# Short problem:
Reproduce the items verbatim, starting with the first one and ending with the line that contains "day-bar (357, 163, 363, 188)", including both ends.

--- start of Data listing ---

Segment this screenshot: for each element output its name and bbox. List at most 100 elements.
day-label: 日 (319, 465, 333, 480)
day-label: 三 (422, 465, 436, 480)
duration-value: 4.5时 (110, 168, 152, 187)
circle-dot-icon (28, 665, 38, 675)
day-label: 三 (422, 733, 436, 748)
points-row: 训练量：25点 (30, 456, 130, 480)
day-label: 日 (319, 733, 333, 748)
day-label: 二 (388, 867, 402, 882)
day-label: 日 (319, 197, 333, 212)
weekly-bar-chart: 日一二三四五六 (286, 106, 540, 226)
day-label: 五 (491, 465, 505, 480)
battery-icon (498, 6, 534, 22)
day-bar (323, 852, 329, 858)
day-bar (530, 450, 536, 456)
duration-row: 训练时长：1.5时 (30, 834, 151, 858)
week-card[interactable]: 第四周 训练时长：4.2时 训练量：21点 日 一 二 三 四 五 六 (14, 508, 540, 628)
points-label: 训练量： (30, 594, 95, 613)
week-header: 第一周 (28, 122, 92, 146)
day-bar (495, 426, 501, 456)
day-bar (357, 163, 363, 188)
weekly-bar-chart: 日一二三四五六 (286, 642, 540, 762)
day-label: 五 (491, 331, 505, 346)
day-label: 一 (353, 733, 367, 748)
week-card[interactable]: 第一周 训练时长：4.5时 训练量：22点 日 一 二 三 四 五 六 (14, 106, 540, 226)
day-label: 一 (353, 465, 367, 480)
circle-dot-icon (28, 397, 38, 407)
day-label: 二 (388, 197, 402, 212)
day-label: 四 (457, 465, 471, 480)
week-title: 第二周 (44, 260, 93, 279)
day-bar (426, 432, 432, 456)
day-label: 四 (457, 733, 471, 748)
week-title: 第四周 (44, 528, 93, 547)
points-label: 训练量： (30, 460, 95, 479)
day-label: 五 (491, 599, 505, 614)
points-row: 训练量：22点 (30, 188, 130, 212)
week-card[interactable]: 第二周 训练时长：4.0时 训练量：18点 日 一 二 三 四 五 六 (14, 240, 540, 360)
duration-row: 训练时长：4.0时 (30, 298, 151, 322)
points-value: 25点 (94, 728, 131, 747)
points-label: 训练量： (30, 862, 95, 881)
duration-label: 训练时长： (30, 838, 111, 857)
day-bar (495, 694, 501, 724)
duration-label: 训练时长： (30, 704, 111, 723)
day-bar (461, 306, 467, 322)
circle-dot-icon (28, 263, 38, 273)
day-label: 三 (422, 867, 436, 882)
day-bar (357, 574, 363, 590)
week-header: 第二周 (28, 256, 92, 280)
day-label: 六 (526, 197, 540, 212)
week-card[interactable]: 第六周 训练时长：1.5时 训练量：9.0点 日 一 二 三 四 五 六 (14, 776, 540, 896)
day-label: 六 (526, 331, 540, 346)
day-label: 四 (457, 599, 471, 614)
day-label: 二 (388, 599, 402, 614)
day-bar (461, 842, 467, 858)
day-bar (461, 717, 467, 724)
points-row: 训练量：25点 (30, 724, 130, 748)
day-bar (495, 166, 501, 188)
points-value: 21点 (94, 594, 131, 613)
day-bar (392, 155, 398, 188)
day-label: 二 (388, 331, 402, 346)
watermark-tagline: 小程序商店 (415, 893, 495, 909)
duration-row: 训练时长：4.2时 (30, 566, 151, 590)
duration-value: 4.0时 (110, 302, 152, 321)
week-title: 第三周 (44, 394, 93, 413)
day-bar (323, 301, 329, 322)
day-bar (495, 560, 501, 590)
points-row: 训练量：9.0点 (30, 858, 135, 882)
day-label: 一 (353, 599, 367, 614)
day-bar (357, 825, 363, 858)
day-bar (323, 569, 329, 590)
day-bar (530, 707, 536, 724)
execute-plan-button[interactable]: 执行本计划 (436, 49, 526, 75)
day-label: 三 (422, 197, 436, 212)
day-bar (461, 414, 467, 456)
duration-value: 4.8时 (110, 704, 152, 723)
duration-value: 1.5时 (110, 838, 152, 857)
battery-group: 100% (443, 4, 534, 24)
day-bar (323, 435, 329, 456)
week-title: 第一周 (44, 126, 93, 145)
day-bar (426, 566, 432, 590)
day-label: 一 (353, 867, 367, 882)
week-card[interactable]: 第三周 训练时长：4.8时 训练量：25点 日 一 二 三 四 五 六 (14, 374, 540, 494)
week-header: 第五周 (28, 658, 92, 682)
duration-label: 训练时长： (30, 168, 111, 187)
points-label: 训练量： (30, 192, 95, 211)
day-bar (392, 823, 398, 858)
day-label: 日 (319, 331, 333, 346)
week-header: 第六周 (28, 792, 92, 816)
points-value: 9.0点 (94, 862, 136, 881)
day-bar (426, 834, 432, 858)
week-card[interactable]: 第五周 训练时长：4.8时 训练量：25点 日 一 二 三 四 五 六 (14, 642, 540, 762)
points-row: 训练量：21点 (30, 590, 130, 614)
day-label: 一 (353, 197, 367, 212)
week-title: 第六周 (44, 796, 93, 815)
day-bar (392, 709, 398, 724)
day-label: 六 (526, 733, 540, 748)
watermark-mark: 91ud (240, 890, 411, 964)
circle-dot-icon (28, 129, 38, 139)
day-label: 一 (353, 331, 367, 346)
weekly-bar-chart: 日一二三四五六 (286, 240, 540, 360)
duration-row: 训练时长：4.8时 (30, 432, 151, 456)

--- end of Data listing ---

# Solution to this task:
Segment this screenshot: for each element output its name and bbox. List at most 100 elements.
day-label: 日 (319, 465, 333, 480)
day-label: 三 (422, 465, 436, 480)
duration-value: 4.5时 (110, 168, 152, 187)
circle-dot-icon (28, 665, 38, 675)
day-label: 三 (422, 733, 436, 748)
points-row: 训练量：25点 (30, 456, 130, 480)
day-label: 日 (319, 733, 333, 748)
day-label: 二 (388, 867, 402, 882)
day-label: 日 (319, 197, 333, 212)
weekly-bar-chart: 日一二三四五六 (286, 106, 540, 226)
day-label: 五 (491, 465, 505, 480)
battery-icon (498, 6, 534, 22)
day-bar (323, 852, 329, 858)
day-bar (530, 450, 536, 456)
duration-row: 训练时长：1.5时 (30, 834, 151, 858)
week-card[interactable]: 第四周 训练时长：4.2时 训练量：21点 日 一 二 三 四 五 六 (14, 508, 540, 628)
points-label: 训练量： (30, 594, 95, 613)
week-header: 第一周 (28, 122, 92, 146)
day-bar (495, 426, 501, 456)
day-bar (357, 163, 363, 188)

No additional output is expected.